>>

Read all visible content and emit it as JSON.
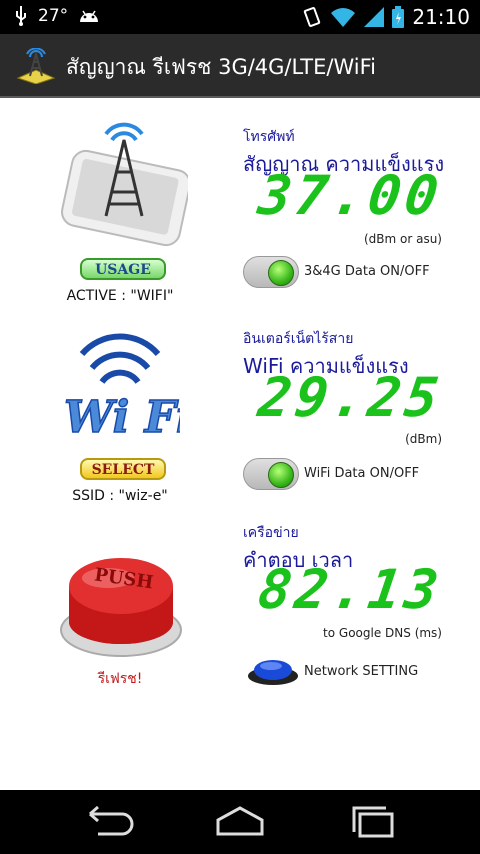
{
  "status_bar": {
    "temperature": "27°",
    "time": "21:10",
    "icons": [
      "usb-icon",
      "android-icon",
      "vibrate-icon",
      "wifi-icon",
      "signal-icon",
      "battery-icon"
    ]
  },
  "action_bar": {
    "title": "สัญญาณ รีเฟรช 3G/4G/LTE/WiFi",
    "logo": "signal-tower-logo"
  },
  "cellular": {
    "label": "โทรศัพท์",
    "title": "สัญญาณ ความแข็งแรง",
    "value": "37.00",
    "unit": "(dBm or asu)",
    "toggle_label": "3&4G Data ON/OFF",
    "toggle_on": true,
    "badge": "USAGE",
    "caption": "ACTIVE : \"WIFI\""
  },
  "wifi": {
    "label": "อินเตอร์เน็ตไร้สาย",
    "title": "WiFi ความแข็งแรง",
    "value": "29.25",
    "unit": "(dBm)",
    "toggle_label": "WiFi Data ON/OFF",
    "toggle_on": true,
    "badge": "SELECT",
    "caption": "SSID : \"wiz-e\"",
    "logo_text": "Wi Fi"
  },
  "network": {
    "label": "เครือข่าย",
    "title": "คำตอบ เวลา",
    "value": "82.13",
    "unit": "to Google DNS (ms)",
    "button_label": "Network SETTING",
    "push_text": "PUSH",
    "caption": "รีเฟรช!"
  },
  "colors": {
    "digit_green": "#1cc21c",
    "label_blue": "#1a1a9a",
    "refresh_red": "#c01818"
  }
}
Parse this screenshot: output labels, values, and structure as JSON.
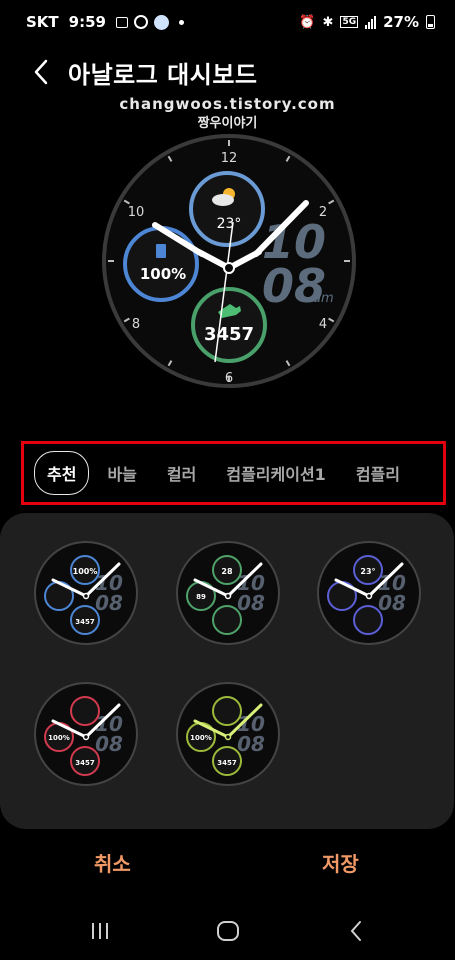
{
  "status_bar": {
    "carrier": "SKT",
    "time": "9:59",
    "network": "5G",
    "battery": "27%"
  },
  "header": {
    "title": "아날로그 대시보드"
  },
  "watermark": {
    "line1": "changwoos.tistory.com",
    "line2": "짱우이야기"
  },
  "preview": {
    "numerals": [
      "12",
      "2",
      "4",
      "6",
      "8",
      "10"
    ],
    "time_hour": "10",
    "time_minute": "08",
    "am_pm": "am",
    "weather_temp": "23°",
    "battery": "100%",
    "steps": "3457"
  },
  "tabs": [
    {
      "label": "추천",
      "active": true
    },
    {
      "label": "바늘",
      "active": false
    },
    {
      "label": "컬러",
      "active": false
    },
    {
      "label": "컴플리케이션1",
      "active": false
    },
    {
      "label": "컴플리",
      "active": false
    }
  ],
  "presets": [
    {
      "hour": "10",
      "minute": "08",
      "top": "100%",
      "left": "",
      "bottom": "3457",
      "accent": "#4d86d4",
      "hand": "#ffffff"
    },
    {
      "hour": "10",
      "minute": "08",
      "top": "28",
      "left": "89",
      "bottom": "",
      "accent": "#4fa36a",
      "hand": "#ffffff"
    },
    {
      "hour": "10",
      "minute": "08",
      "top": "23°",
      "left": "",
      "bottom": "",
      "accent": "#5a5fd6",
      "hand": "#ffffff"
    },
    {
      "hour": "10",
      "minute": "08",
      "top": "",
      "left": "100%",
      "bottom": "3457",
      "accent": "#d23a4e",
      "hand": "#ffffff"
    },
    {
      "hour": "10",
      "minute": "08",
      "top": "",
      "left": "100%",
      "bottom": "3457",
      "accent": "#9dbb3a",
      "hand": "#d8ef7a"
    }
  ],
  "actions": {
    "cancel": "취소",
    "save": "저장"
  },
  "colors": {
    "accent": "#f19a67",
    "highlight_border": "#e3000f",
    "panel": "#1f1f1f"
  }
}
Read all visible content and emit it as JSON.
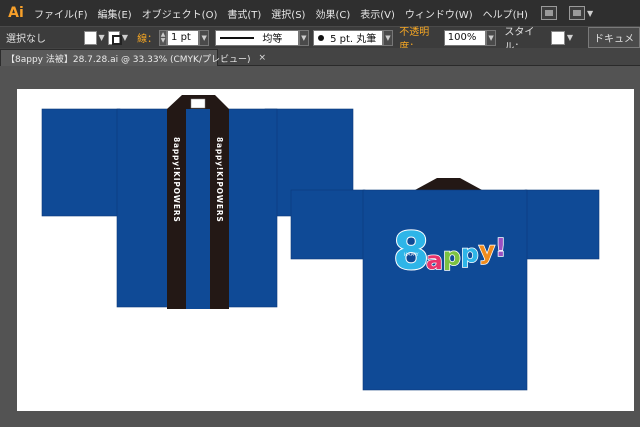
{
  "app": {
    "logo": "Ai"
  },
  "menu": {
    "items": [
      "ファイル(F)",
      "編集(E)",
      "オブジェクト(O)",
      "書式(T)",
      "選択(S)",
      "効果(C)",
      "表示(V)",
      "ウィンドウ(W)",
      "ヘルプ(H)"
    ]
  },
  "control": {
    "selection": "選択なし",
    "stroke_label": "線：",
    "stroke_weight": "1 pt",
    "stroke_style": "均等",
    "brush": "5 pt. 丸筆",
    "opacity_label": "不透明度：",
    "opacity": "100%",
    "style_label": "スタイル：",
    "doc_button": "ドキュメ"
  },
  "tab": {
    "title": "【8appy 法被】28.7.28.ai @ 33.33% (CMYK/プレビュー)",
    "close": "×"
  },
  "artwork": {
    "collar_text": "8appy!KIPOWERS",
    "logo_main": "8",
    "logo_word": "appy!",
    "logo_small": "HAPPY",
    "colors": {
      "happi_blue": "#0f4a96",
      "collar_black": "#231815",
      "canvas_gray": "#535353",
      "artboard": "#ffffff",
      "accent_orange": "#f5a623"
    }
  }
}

<<

■ REQUIRED WORK
From the records above, pick out and copy each line holding the word "caption".

■ ANSWER FOR THE TASK
    "caption": "ACTIVE : \"WIFI\""
    "caption": "SSID : \"wiz-e\"",
    "caption": "รีเฟรช!"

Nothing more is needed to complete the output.